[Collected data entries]
------------------------------------------------

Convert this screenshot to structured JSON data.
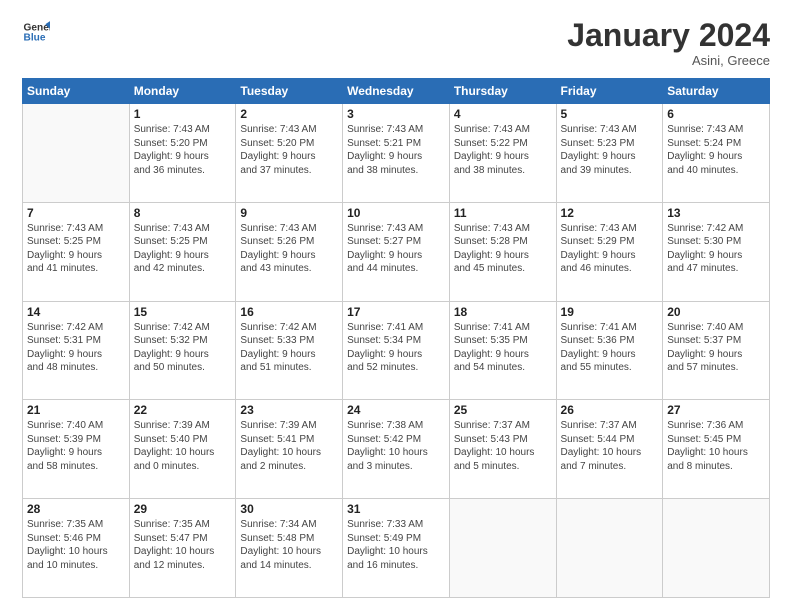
{
  "logo": {
    "line1": "General",
    "line2": "Blue"
  },
  "title": "January 2024",
  "subtitle": "Asini, Greece",
  "days_header": [
    "Sunday",
    "Monday",
    "Tuesday",
    "Wednesday",
    "Thursday",
    "Friday",
    "Saturday"
  ],
  "weeks": [
    [
      {
        "num": "",
        "info": ""
      },
      {
        "num": "1",
        "info": "Sunrise: 7:43 AM\nSunset: 5:20 PM\nDaylight: 9 hours\nand 36 minutes."
      },
      {
        "num": "2",
        "info": "Sunrise: 7:43 AM\nSunset: 5:20 PM\nDaylight: 9 hours\nand 37 minutes."
      },
      {
        "num": "3",
        "info": "Sunrise: 7:43 AM\nSunset: 5:21 PM\nDaylight: 9 hours\nand 38 minutes."
      },
      {
        "num": "4",
        "info": "Sunrise: 7:43 AM\nSunset: 5:22 PM\nDaylight: 9 hours\nand 38 minutes."
      },
      {
        "num": "5",
        "info": "Sunrise: 7:43 AM\nSunset: 5:23 PM\nDaylight: 9 hours\nand 39 minutes."
      },
      {
        "num": "6",
        "info": "Sunrise: 7:43 AM\nSunset: 5:24 PM\nDaylight: 9 hours\nand 40 minutes."
      }
    ],
    [
      {
        "num": "7",
        "info": "Sunrise: 7:43 AM\nSunset: 5:25 PM\nDaylight: 9 hours\nand 41 minutes."
      },
      {
        "num": "8",
        "info": "Sunrise: 7:43 AM\nSunset: 5:25 PM\nDaylight: 9 hours\nand 42 minutes."
      },
      {
        "num": "9",
        "info": "Sunrise: 7:43 AM\nSunset: 5:26 PM\nDaylight: 9 hours\nand 43 minutes."
      },
      {
        "num": "10",
        "info": "Sunrise: 7:43 AM\nSunset: 5:27 PM\nDaylight: 9 hours\nand 44 minutes."
      },
      {
        "num": "11",
        "info": "Sunrise: 7:43 AM\nSunset: 5:28 PM\nDaylight: 9 hours\nand 45 minutes."
      },
      {
        "num": "12",
        "info": "Sunrise: 7:43 AM\nSunset: 5:29 PM\nDaylight: 9 hours\nand 46 minutes."
      },
      {
        "num": "13",
        "info": "Sunrise: 7:42 AM\nSunset: 5:30 PM\nDaylight: 9 hours\nand 47 minutes."
      }
    ],
    [
      {
        "num": "14",
        "info": "Sunrise: 7:42 AM\nSunset: 5:31 PM\nDaylight: 9 hours\nand 48 minutes."
      },
      {
        "num": "15",
        "info": "Sunrise: 7:42 AM\nSunset: 5:32 PM\nDaylight: 9 hours\nand 50 minutes."
      },
      {
        "num": "16",
        "info": "Sunrise: 7:42 AM\nSunset: 5:33 PM\nDaylight: 9 hours\nand 51 minutes."
      },
      {
        "num": "17",
        "info": "Sunrise: 7:41 AM\nSunset: 5:34 PM\nDaylight: 9 hours\nand 52 minutes."
      },
      {
        "num": "18",
        "info": "Sunrise: 7:41 AM\nSunset: 5:35 PM\nDaylight: 9 hours\nand 54 minutes."
      },
      {
        "num": "19",
        "info": "Sunrise: 7:41 AM\nSunset: 5:36 PM\nDaylight: 9 hours\nand 55 minutes."
      },
      {
        "num": "20",
        "info": "Sunrise: 7:40 AM\nSunset: 5:37 PM\nDaylight: 9 hours\nand 57 minutes."
      }
    ],
    [
      {
        "num": "21",
        "info": "Sunrise: 7:40 AM\nSunset: 5:39 PM\nDaylight: 9 hours\nand 58 minutes."
      },
      {
        "num": "22",
        "info": "Sunrise: 7:39 AM\nSunset: 5:40 PM\nDaylight: 10 hours\nand 0 minutes."
      },
      {
        "num": "23",
        "info": "Sunrise: 7:39 AM\nSunset: 5:41 PM\nDaylight: 10 hours\nand 2 minutes."
      },
      {
        "num": "24",
        "info": "Sunrise: 7:38 AM\nSunset: 5:42 PM\nDaylight: 10 hours\nand 3 minutes."
      },
      {
        "num": "25",
        "info": "Sunrise: 7:37 AM\nSunset: 5:43 PM\nDaylight: 10 hours\nand 5 minutes."
      },
      {
        "num": "26",
        "info": "Sunrise: 7:37 AM\nSunset: 5:44 PM\nDaylight: 10 hours\nand 7 minutes."
      },
      {
        "num": "27",
        "info": "Sunrise: 7:36 AM\nSunset: 5:45 PM\nDaylight: 10 hours\nand 8 minutes."
      }
    ],
    [
      {
        "num": "28",
        "info": "Sunrise: 7:35 AM\nSunset: 5:46 PM\nDaylight: 10 hours\nand 10 minutes."
      },
      {
        "num": "29",
        "info": "Sunrise: 7:35 AM\nSunset: 5:47 PM\nDaylight: 10 hours\nand 12 minutes."
      },
      {
        "num": "30",
        "info": "Sunrise: 7:34 AM\nSunset: 5:48 PM\nDaylight: 10 hours\nand 14 minutes."
      },
      {
        "num": "31",
        "info": "Sunrise: 7:33 AM\nSunset: 5:49 PM\nDaylight: 10 hours\nand 16 minutes."
      },
      {
        "num": "",
        "info": ""
      },
      {
        "num": "",
        "info": ""
      },
      {
        "num": "",
        "info": ""
      }
    ]
  ]
}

------------------------------------------------

◆ WHAT THE TASK REQUIRES ◆
Copy each line of the records precisely and drop any images they hold.

◆ SOLVED PROBLEM ◆
Convert this screenshot to structured JSON data.
{
  "logo": {
    "line1": "General",
    "line2": "Blue"
  },
  "title": "January 2024",
  "subtitle": "Asini, Greece",
  "days_header": [
    "Sunday",
    "Monday",
    "Tuesday",
    "Wednesday",
    "Thursday",
    "Friday",
    "Saturday"
  ],
  "weeks": [
    [
      {
        "num": "",
        "info": ""
      },
      {
        "num": "1",
        "info": "Sunrise: 7:43 AM\nSunset: 5:20 PM\nDaylight: 9 hours\nand 36 minutes."
      },
      {
        "num": "2",
        "info": "Sunrise: 7:43 AM\nSunset: 5:20 PM\nDaylight: 9 hours\nand 37 minutes."
      },
      {
        "num": "3",
        "info": "Sunrise: 7:43 AM\nSunset: 5:21 PM\nDaylight: 9 hours\nand 38 minutes."
      },
      {
        "num": "4",
        "info": "Sunrise: 7:43 AM\nSunset: 5:22 PM\nDaylight: 9 hours\nand 38 minutes."
      },
      {
        "num": "5",
        "info": "Sunrise: 7:43 AM\nSunset: 5:23 PM\nDaylight: 9 hours\nand 39 minutes."
      },
      {
        "num": "6",
        "info": "Sunrise: 7:43 AM\nSunset: 5:24 PM\nDaylight: 9 hours\nand 40 minutes."
      }
    ],
    [
      {
        "num": "7",
        "info": "Sunrise: 7:43 AM\nSunset: 5:25 PM\nDaylight: 9 hours\nand 41 minutes."
      },
      {
        "num": "8",
        "info": "Sunrise: 7:43 AM\nSunset: 5:25 PM\nDaylight: 9 hours\nand 42 minutes."
      },
      {
        "num": "9",
        "info": "Sunrise: 7:43 AM\nSunset: 5:26 PM\nDaylight: 9 hours\nand 43 minutes."
      },
      {
        "num": "10",
        "info": "Sunrise: 7:43 AM\nSunset: 5:27 PM\nDaylight: 9 hours\nand 44 minutes."
      },
      {
        "num": "11",
        "info": "Sunrise: 7:43 AM\nSunset: 5:28 PM\nDaylight: 9 hours\nand 45 minutes."
      },
      {
        "num": "12",
        "info": "Sunrise: 7:43 AM\nSunset: 5:29 PM\nDaylight: 9 hours\nand 46 minutes."
      },
      {
        "num": "13",
        "info": "Sunrise: 7:42 AM\nSunset: 5:30 PM\nDaylight: 9 hours\nand 47 minutes."
      }
    ],
    [
      {
        "num": "14",
        "info": "Sunrise: 7:42 AM\nSunset: 5:31 PM\nDaylight: 9 hours\nand 48 minutes."
      },
      {
        "num": "15",
        "info": "Sunrise: 7:42 AM\nSunset: 5:32 PM\nDaylight: 9 hours\nand 50 minutes."
      },
      {
        "num": "16",
        "info": "Sunrise: 7:42 AM\nSunset: 5:33 PM\nDaylight: 9 hours\nand 51 minutes."
      },
      {
        "num": "17",
        "info": "Sunrise: 7:41 AM\nSunset: 5:34 PM\nDaylight: 9 hours\nand 52 minutes."
      },
      {
        "num": "18",
        "info": "Sunrise: 7:41 AM\nSunset: 5:35 PM\nDaylight: 9 hours\nand 54 minutes."
      },
      {
        "num": "19",
        "info": "Sunrise: 7:41 AM\nSunset: 5:36 PM\nDaylight: 9 hours\nand 55 minutes."
      },
      {
        "num": "20",
        "info": "Sunrise: 7:40 AM\nSunset: 5:37 PM\nDaylight: 9 hours\nand 57 minutes."
      }
    ],
    [
      {
        "num": "21",
        "info": "Sunrise: 7:40 AM\nSunset: 5:39 PM\nDaylight: 9 hours\nand 58 minutes."
      },
      {
        "num": "22",
        "info": "Sunrise: 7:39 AM\nSunset: 5:40 PM\nDaylight: 10 hours\nand 0 minutes."
      },
      {
        "num": "23",
        "info": "Sunrise: 7:39 AM\nSunset: 5:41 PM\nDaylight: 10 hours\nand 2 minutes."
      },
      {
        "num": "24",
        "info": "Sunrise: 7:38 AM\nSunset: 5:42 PM\nDaylight: 10 hours\nand 3 minutes."
      },
      {
        "num": "25",
        "info": "Sunrise: 7:37 AM\nSunset: 5:43 PM\nDaylight: 10 hours\nand 5 minutes."
      },
      {
        "num": "26",
        "info": "Sunrise: 7:37 AM\nSunset: 5:44 PM\nDaylight: 10 hours\nand 7 minutes."
      },
      {
        "num": "27",
        "info": "Sunrise: 7:36 AM\nSunset: 5:45 PM\nDaylight: 10 hours\nand 8 minutes."
      }
    ],
    [
      {
        "num": "28",
        "info": "Sunrise: 7:35 AM\nSunset: 5:46 PM\nDaylight: 10 hours\nand 10 minutes."
      },
      {
        "num": "29",
        "info": "Sunrise: 7:35 AM\nSunset: 5:47 PM\nDaylight: 10 hours\nand 12 minutes."
      },
      {
        "num": "30",
        "info": "Sunrise: 7:34 AM\nSunset: 5:48 PM\nDaylight: 10 hours\nand 14 minutes."
      },
      {
        "num": "31",
        "info": "Sunrise: 7:33 AM\nSunset: 5:49 PM\nDaylight: 10 hours\nand 16 minutes."
      },
      {
        "num": "",
        "info": ""
      },
      {
        "num": "",
        "info": ""
      },
      {
        "num": "",
        "info": ""
      }
    ]
  ]
}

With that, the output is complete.